- _Given request_:
Check every line of the entries that follow, and copy the ones containing "어딘가에".

[Stored data entries]
******************************

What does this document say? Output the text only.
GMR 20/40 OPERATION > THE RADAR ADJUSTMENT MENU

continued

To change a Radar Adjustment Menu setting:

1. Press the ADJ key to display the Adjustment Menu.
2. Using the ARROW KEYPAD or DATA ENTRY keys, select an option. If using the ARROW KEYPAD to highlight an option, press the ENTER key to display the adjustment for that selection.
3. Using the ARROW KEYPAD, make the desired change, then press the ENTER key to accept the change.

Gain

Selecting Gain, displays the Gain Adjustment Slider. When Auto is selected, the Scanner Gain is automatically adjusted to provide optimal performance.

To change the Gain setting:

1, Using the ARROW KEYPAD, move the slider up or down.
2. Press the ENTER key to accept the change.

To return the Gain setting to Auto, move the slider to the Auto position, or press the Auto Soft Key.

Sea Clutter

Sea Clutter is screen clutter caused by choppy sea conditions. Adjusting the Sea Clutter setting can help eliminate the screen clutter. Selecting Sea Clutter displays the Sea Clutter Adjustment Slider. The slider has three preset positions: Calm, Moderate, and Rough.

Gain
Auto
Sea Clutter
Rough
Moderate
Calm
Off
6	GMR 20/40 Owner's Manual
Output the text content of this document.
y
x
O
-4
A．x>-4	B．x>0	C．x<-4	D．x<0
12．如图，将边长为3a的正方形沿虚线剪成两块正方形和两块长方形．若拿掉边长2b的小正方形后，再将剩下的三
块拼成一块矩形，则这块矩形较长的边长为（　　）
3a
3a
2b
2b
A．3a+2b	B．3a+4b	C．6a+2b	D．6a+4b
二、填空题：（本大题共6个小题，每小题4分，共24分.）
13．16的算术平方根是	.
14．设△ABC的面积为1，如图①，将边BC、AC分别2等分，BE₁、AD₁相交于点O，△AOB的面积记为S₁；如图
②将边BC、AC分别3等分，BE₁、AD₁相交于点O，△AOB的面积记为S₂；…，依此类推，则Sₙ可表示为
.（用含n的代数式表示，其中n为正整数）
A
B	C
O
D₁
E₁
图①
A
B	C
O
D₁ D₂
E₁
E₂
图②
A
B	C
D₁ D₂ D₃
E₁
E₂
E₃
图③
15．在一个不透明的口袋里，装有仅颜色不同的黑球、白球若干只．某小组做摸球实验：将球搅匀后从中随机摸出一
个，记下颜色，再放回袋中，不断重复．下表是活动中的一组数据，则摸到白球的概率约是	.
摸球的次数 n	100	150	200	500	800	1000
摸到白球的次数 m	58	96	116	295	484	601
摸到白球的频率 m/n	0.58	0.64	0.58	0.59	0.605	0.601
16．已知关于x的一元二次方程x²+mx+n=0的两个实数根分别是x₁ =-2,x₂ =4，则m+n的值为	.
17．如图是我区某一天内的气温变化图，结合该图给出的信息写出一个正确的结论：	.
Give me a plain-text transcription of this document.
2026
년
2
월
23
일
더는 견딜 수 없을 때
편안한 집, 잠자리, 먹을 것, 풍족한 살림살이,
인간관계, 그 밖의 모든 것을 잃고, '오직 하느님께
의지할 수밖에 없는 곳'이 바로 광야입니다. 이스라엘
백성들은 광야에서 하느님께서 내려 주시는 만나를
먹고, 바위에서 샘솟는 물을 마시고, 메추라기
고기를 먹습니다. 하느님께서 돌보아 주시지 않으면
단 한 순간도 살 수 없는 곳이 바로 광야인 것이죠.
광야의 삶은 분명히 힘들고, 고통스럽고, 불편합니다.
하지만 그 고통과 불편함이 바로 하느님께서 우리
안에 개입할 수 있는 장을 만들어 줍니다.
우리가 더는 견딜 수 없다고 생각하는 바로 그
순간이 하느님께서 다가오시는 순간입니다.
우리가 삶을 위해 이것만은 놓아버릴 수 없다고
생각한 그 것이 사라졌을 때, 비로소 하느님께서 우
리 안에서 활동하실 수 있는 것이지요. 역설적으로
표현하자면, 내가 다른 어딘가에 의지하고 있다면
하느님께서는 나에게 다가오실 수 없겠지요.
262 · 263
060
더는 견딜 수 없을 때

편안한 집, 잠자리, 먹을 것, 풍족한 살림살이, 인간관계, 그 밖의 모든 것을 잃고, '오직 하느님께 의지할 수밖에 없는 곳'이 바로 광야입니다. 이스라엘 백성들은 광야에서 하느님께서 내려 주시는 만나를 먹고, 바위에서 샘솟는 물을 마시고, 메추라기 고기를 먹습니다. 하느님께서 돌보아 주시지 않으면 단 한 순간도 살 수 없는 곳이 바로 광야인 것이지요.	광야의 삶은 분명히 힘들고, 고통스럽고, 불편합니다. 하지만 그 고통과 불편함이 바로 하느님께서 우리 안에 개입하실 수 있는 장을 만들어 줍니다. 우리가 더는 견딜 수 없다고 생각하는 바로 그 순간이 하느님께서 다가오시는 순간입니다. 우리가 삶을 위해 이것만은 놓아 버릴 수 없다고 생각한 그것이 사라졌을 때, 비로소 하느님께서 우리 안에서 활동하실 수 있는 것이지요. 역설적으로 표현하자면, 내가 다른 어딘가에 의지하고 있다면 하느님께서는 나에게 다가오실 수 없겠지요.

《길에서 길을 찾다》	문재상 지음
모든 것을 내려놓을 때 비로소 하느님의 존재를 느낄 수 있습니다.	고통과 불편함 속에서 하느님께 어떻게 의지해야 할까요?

******************************

- _Problem solution_:
표현하자면, 내가 다른 어딘가에 의지하고 있다면
편안한 집, 잠자리, 먹을 것, 풍족한 살림살이, 인간관계, 그 밖의 모든 것을 잃고, '오직 하느님께 의지할 수밖에 없는 곳'이 바로 광야입니다. 이스라엘 백성들은 광야에서 하느님께서 내려 주시는 만나를 먹고, 바위에서 샘솟는 물을 마시고, 메추라기 고기를 먹습니다. 하느님께서 돌보아 주시지 않으면 단 한 순간도 살 수 없는 곳이 바로 광야인 것이지요.	광야의 삶은 분명히 힘들고, 고통스럽고, 불편합니다. 하지만 그 고통과 불편함이 바로 하느님께서 우리 안에 개입하실 수 있는 장을 만들어 줍니다. 우리가 더는 견딜 수 없다고 생각하는 바로 그 순간이 하느님께서 다가오시는 순간입니다. 우리가 삶을 위해 이것만은 놓아 버릴 수 없다고 생각한 그것이 사라졌을 때, 비로소 하느님께서 우리 안에서 활동하실 수 있는 것이지요. 역설적으로 표현하자면, 내가 다른 어딘가에 의지하고 있다면 하느님께서는 나에게 다가오실 수 없겠지요.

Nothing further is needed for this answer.